Say how many lines in the data below contain the word "your", and give no other text.

═══

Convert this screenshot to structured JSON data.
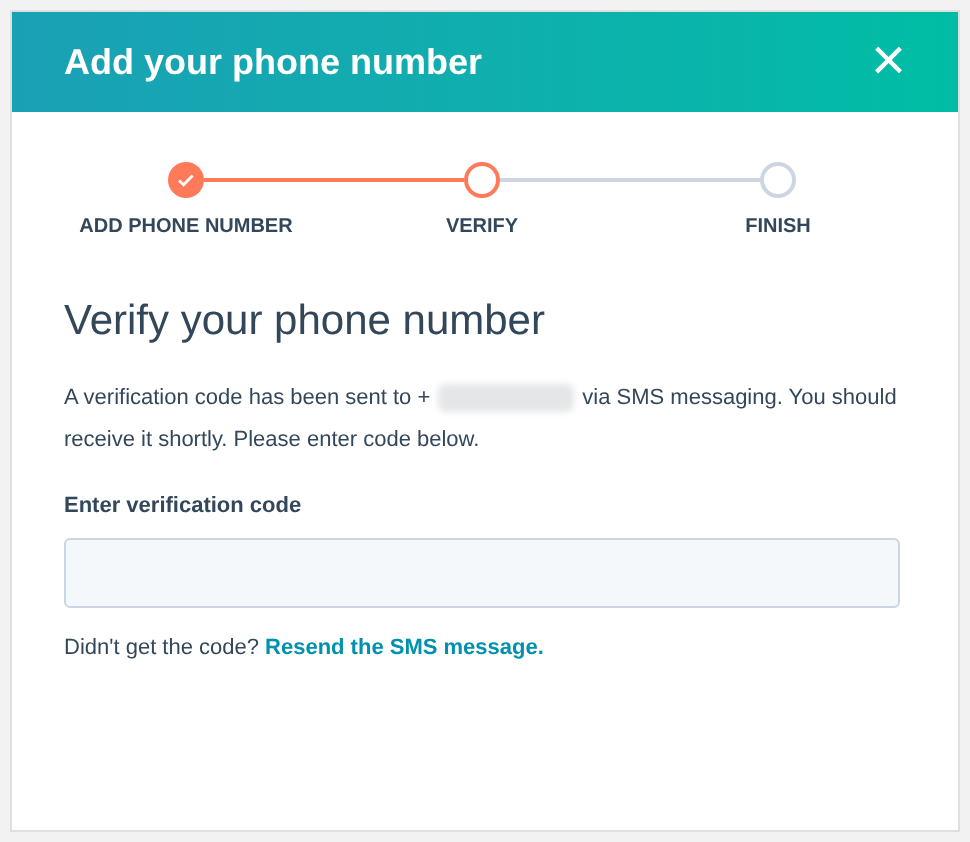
{
  "dialog": {
    "title": "Add your phone number",
    "close": "×"
  },
  "steps": [
    {
      "label": "ADD PHONE NUMBER",
      "kind": "done"
    },
    {
      "label": "VERIFY",
      "kind": "current"
    },
    {
      "label": "FINISH",
      "kind": "upcoming"
    }
  ],
  "heading": "Verify your phone number",
  "message": {
    "before": "A verification code has been sent to +",
    "after": "via SMS messaging. You should",
    "continued": "receive it shortly. Please enter code below."
  },
  "code_field": {
    "label": "Enter verification code"
  },
  "resend": {
    "prompt": "Didn't get the code?",
    "link": "Resend the SMS message."
  }
}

═══

Answer for this exercise
2